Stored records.

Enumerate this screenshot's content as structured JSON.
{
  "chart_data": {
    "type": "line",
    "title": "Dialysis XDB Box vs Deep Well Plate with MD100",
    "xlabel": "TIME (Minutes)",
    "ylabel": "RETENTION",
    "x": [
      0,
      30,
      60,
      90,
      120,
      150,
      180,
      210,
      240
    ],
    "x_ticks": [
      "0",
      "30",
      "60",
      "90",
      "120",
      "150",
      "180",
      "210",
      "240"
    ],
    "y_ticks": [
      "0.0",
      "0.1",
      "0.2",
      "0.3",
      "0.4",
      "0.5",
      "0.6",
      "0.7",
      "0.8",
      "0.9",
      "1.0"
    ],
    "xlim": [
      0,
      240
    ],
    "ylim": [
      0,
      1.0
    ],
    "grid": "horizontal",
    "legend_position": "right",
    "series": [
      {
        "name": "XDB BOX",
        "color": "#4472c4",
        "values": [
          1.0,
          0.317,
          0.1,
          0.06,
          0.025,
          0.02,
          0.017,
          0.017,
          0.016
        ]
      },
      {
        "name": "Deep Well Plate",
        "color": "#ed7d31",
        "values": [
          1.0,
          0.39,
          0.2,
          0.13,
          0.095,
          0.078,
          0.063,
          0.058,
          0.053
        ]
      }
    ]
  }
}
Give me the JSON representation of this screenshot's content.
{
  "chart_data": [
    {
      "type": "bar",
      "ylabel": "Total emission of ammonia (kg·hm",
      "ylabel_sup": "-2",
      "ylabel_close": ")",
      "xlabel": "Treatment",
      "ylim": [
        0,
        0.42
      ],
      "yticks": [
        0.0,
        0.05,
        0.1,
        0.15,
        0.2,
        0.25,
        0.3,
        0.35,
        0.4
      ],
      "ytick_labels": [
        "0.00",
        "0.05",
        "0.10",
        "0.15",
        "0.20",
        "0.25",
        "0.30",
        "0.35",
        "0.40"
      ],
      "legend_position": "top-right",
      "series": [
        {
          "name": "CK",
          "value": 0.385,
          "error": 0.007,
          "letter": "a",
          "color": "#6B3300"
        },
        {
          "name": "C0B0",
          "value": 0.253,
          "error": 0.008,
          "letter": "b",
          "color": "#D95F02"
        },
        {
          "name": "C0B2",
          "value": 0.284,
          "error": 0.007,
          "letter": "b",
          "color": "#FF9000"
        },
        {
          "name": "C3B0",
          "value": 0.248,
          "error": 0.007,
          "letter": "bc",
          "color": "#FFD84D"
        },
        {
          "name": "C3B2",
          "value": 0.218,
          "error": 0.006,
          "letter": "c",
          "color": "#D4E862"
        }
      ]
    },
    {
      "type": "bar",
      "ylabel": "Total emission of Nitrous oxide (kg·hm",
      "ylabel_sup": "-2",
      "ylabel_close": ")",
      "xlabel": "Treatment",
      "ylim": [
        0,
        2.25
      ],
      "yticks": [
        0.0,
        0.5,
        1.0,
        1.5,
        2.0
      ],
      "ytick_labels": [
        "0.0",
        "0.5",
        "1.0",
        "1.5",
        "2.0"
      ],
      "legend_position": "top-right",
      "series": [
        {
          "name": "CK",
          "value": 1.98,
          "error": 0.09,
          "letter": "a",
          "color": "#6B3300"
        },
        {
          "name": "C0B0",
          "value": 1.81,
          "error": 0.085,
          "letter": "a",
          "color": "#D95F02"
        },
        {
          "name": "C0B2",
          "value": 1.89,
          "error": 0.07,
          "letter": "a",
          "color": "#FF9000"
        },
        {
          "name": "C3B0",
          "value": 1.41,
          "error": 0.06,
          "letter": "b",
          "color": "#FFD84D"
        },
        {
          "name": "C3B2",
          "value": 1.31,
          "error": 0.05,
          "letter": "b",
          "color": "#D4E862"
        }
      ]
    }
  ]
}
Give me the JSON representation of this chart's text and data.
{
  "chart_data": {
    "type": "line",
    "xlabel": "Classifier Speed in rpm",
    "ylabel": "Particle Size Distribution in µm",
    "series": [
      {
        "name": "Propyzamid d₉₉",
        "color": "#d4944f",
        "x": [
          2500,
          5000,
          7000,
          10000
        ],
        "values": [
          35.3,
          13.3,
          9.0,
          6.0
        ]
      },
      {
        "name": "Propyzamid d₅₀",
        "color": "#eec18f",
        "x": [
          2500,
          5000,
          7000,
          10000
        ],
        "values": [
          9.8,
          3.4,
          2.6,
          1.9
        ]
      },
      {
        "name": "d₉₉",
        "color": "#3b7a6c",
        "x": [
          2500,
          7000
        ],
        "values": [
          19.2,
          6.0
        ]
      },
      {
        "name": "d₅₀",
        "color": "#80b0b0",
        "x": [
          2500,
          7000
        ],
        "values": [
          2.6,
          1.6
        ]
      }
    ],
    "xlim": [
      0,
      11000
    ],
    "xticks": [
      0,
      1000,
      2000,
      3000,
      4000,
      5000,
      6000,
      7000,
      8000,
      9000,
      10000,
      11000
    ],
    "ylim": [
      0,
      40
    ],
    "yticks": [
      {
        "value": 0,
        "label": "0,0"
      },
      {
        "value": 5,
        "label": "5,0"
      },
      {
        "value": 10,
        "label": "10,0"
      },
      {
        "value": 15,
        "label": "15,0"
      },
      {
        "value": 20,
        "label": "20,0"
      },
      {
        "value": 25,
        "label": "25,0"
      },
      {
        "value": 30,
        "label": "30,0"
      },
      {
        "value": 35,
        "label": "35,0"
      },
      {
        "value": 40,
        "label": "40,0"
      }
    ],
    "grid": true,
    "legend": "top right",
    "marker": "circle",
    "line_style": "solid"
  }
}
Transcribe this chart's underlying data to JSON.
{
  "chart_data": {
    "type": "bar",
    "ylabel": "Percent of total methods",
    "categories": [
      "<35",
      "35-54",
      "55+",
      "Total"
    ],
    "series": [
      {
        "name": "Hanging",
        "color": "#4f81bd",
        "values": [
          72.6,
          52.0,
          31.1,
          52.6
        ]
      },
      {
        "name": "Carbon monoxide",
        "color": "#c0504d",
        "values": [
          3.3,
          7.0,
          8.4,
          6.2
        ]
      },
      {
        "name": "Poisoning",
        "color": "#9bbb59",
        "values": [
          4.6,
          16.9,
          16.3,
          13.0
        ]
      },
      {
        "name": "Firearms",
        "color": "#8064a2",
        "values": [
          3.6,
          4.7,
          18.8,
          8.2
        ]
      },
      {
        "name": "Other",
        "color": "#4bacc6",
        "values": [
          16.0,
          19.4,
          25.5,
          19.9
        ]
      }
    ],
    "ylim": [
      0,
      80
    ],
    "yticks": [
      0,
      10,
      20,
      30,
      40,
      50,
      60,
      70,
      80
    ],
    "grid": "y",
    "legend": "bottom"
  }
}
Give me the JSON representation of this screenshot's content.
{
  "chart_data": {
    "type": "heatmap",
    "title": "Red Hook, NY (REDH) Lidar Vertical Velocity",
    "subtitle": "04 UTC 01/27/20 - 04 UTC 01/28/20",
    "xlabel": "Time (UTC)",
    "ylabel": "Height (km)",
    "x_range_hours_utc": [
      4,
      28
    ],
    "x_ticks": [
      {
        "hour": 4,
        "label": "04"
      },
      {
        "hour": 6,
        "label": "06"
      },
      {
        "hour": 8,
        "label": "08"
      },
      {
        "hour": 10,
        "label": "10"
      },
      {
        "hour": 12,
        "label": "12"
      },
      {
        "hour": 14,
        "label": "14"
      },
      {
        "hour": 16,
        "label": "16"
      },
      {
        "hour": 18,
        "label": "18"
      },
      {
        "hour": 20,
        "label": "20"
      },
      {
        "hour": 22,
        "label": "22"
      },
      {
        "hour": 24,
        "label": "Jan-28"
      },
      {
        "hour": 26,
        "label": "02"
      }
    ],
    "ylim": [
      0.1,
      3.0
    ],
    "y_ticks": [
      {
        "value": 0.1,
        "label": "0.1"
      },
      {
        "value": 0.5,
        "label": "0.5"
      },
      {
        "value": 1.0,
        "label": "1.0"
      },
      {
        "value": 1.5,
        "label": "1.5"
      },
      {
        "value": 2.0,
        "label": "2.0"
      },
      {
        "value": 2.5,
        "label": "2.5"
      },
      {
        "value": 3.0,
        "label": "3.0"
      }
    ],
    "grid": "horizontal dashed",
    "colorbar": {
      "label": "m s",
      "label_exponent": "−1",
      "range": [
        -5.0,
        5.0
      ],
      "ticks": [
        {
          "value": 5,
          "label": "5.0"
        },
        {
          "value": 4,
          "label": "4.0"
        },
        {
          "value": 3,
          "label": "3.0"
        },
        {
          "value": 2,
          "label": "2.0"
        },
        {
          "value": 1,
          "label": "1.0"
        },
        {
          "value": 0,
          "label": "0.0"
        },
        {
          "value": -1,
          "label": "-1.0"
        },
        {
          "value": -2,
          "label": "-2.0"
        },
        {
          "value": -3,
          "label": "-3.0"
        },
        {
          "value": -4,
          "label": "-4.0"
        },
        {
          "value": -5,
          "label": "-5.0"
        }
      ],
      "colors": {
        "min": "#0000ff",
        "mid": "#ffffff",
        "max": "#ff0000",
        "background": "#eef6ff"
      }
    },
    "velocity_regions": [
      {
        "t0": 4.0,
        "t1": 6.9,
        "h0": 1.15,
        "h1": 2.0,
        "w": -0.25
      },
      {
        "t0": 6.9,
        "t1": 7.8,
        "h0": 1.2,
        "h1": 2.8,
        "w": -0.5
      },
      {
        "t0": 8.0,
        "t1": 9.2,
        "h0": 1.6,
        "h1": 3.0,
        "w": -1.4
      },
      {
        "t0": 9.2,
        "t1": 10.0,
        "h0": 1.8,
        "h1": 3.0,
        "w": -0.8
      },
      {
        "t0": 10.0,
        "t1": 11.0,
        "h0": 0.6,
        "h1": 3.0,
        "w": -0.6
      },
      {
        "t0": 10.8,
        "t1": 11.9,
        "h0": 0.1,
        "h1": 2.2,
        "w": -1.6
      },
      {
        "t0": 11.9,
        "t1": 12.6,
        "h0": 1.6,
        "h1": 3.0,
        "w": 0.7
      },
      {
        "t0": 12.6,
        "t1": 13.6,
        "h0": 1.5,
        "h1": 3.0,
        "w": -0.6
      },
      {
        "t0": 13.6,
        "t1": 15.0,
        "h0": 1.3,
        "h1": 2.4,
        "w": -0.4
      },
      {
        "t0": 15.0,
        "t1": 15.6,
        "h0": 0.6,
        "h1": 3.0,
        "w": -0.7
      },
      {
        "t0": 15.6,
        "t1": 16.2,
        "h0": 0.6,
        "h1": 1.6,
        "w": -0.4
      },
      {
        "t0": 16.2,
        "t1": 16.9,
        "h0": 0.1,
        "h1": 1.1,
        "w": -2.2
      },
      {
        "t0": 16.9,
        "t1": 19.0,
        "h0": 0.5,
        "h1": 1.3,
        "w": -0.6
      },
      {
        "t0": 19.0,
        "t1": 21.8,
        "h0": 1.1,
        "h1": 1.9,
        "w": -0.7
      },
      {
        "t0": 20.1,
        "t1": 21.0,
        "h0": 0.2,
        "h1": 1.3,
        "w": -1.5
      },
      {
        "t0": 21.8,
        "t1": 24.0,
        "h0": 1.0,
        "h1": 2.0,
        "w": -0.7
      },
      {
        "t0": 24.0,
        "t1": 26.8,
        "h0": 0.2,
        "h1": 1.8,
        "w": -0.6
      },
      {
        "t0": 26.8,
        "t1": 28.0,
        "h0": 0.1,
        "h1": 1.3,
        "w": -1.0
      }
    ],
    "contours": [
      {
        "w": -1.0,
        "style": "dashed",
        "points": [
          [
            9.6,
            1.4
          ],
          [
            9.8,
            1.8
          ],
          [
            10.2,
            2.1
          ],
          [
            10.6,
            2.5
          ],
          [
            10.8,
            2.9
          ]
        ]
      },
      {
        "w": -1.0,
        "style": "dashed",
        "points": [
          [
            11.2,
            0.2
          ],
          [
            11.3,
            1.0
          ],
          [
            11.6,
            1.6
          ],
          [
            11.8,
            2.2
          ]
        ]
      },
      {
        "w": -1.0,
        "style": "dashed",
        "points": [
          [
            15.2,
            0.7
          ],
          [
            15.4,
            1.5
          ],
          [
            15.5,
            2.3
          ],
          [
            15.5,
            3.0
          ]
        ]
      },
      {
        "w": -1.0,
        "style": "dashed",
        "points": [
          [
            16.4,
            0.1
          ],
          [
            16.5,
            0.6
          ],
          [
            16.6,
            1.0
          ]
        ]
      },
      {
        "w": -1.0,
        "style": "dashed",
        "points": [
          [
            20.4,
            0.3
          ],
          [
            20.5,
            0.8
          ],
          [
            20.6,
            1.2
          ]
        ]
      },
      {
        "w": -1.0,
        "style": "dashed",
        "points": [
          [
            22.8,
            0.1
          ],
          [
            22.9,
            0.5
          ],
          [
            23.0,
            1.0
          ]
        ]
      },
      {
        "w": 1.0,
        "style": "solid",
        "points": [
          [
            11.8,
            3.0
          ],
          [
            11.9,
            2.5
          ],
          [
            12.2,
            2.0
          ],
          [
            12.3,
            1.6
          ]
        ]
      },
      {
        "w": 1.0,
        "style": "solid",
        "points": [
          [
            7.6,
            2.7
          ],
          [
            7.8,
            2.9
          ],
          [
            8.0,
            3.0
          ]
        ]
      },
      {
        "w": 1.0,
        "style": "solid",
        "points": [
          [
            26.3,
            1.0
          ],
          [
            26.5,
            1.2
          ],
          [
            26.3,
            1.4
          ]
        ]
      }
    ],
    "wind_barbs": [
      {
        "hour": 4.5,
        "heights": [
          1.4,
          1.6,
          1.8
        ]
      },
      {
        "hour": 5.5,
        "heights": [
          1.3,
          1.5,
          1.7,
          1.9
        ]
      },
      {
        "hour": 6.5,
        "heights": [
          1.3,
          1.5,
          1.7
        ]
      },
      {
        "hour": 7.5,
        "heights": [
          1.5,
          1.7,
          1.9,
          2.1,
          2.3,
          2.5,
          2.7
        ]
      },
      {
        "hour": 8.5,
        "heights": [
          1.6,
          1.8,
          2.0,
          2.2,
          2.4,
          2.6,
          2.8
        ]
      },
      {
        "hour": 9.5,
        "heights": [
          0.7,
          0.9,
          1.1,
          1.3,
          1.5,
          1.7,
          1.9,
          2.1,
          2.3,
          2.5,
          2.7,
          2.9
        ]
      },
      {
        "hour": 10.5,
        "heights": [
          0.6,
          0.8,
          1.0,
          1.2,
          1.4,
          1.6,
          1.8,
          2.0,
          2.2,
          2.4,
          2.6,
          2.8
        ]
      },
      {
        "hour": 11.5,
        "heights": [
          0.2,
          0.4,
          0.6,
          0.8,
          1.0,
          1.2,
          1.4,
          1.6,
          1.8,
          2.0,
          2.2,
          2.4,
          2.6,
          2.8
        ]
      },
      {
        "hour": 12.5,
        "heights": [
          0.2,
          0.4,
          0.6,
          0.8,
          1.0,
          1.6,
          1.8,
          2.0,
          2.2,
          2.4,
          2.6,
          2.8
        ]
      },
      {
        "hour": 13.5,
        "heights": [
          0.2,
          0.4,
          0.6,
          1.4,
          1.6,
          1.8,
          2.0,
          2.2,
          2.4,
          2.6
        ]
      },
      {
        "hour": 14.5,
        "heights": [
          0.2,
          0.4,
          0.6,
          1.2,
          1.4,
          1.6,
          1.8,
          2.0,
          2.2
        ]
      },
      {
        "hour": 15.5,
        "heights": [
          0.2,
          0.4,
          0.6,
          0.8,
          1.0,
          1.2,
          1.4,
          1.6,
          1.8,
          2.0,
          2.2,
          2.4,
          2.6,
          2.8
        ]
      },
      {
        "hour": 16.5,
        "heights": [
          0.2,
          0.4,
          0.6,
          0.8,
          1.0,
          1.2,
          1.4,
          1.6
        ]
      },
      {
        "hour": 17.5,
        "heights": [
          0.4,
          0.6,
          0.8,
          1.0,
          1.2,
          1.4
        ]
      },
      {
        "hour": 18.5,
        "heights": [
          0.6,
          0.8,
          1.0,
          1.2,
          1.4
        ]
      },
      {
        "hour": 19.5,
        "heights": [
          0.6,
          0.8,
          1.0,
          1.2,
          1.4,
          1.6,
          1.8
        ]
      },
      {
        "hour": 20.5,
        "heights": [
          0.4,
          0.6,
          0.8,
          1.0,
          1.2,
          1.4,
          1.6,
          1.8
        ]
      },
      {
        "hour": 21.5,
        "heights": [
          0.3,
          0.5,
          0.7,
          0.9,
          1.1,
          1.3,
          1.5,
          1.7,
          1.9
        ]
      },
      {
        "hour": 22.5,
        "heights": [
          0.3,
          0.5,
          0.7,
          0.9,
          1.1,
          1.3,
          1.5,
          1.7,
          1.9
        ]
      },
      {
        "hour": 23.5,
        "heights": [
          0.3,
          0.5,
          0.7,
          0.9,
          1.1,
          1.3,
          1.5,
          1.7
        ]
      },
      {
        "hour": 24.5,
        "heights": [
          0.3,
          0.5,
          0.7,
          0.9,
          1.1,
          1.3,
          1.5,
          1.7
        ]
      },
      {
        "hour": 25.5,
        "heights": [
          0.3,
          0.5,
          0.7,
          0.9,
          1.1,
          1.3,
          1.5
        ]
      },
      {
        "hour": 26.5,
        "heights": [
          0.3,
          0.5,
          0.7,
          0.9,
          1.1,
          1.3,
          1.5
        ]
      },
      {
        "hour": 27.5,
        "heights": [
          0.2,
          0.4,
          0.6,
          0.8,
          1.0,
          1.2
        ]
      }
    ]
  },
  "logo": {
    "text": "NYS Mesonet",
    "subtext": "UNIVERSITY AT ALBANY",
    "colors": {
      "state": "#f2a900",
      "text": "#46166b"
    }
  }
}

Task goal. Look through the material above. Copy each line where the word "Plate" appears.

Output.
    "title": "Dialysis XDB Box vs Deep Well Plate with MD100",
        "name": "Deep Well Plate",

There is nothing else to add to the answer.